▶ RAW RECORDS:
━━━━━━━━

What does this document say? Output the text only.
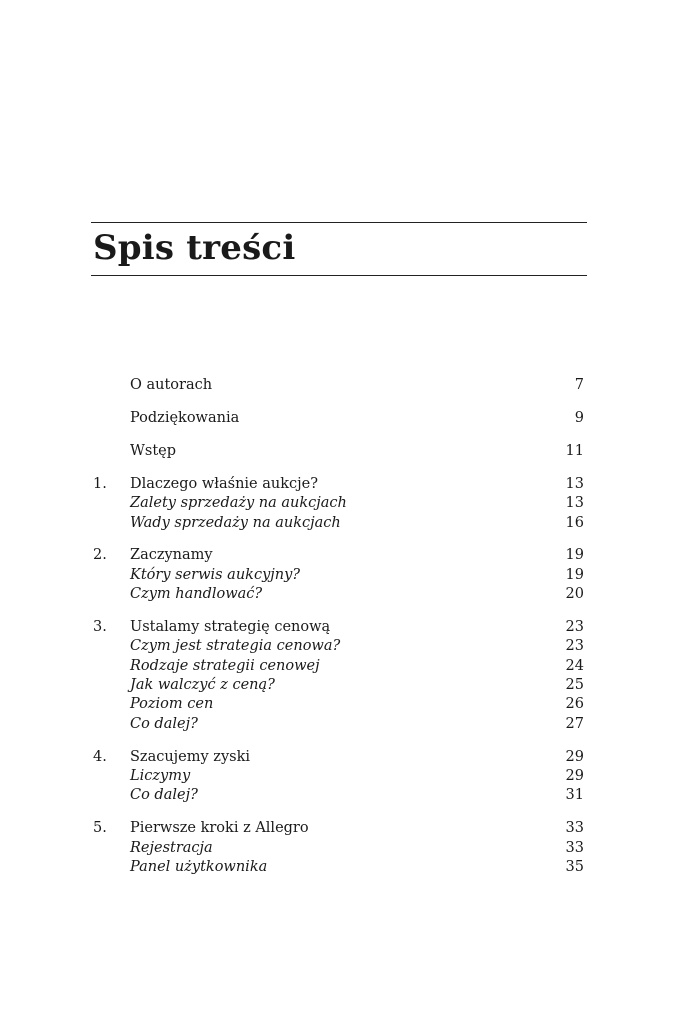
Spis treści
O autorach	7
Podziękowania	9
Wstęp	11
1. Dlaczego właśnie aukcje?	13
Zalety sprzedaży na aukcjach	13
Wady sprzedaży na aukcjach	16
2. Zaczynamy	19
Który serwis aukcyjny?	19
Czym handlować?	20
3. Ustalamy strategię cenową	23
Czym jest strategia cenowa?	23
Rodzaje strategii cenowej	24
Jak walczyć z ceną?	25
Poziom cen	26
Co dalej?	27
4. Szacujemy zyski	29
Liczymy	29
Co dalej?	31
5. Pierwsze kroki z Allegro	33
Rejestracja	33
Panel użytkownika	35
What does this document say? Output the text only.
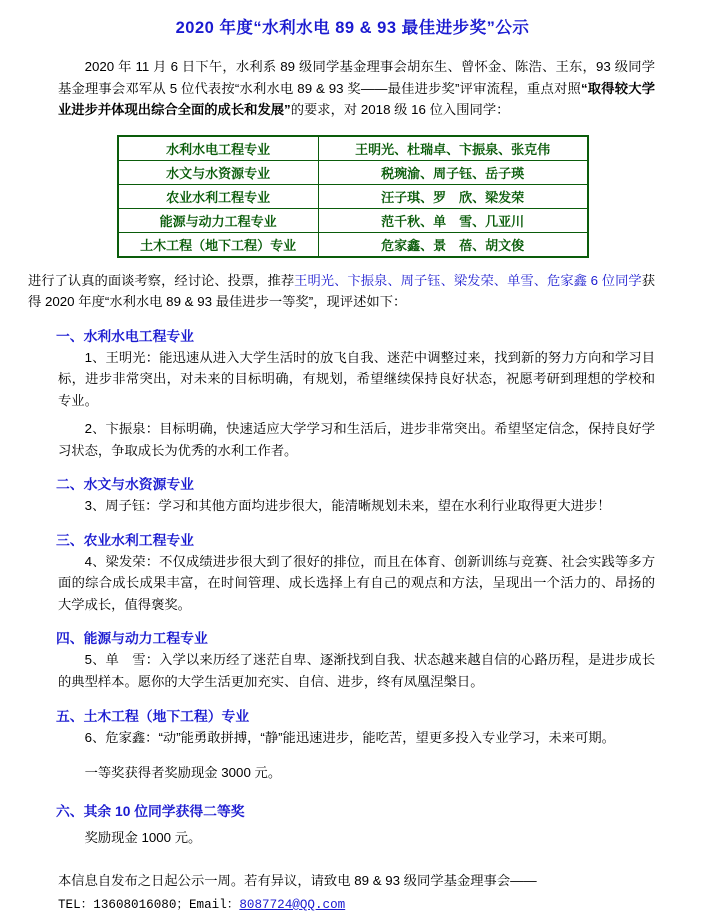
2020 年度“水利水电 89 & 93 最佳进步奖”公示

2020 年 11 月 6 日下午，水利系 89 级同学基金理事会胡东生、曾怀金、陈浩、王东，93 级同学基金理事会邓军从 5 位代表按“水利水电 89 & 93 奖——最佳进步奖”评审流程，重点对照“取得较大学业进步并体现出综合全面的成长和发展”的要求，对 2018 级 16 位入围同学：

水利水电工程专业	王明光、杜瑞卓、卞振泉、张克伟
水文与水资源专业	税琬渝、周子钰、岳子瑛
农业水利工程专业	汪子琪、罗　欣、梁发荣
能源与动力工程专业	范千秋、单　雪、几亚川
土木工程（地下工程）专业	危家鑫、景　蓓、胡文俊

进行了认真的面谈考察，经讨论、投票，推荐王明光、卞振泉、周子钰、梁发荣、单雪、危家鑫 6 位同学获得 2020 年度“水利水电 89 & 93 最佳进步一等奖”，现评述如下：

一、水利水电工程专业

1、王明光：能迅速从进入大学生活时的放飞自我、迷茫中调整过来，找到新的努力方向和学习目标，进步非常突出，对未来的目标明确，有规划，希望继续保持良好状态，祝愿考研到理想的学校和专业。

2、卞振泉：目标明确，快速适应大学学习和生活后，进步非常突出。希望坚定信念，保持良好学习状态，争取成长为优秀的水利工作者。

二、水文与水资源专业

3、周子钰：学习和其他方面均进步很大，能清晰规划未来，望在水利行业取得更大进步！

三、农业水利工程专业

4、梁发荣：不仅成绩进步很大到了很好的排位，而且在体育、创新训练与竞赛、社会实践等多方面的综合成长成果丰富，在时间管理、成长选择上有自己的观点和方法，呈现出一个活力的、昂扬的大学成长，值得褒奖。

四、能源与动力工程专业

5、单　雪：入学以来历经了迷茫自卑、逐渐找到自我、状态越来越自信的心路历程，是进步成长的典型样本。愿你的大学生活更加充实、自信、进步，终有凤凰涅槃日。

五、土木工程（地下工程）专业

6、危家鑫：“动”能勇敢拼搏，“静”能迅速进步，能吃苦，望更多投入专业学习，未来可期。

一等奖获得者奖励现金 3000 元。

六、其余 10 位同学获得二等奖

奖励现金 1000 元。

本信息自发布之日起公示一周。若有异议，请致电 89 & 93 级同学基金理事会——
TEL：13608016080；Email：8087724@QQ.com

━━━━━━━━

▶ WHAT THE EXERCISE ASKS:
Give only the number of lines that include the word "aukcjach".

▶ PROBLEM SOLUTION:
2